(Data records)
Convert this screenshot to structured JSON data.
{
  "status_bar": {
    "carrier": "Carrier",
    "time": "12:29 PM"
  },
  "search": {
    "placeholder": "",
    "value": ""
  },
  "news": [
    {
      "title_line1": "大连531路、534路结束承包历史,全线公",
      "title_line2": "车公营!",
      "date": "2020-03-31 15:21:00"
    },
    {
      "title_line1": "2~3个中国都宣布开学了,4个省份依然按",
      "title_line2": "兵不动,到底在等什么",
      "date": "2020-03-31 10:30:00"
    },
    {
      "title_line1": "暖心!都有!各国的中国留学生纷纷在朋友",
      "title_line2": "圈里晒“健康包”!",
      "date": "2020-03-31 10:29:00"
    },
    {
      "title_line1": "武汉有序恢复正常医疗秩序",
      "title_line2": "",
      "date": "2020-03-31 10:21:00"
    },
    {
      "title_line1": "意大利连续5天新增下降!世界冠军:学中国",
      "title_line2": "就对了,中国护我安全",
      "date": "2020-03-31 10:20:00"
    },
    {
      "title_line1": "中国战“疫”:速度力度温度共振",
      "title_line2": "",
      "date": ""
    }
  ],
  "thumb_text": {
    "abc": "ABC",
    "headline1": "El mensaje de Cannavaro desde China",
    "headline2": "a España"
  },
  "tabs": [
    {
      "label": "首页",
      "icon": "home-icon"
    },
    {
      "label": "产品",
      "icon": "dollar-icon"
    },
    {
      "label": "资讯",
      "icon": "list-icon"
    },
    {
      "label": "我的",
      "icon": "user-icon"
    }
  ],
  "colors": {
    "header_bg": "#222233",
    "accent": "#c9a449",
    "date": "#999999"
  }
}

Task brief
Tally the lines in these entries that have the string "date" in them, then answer with the count and nothing else.

Completed task
7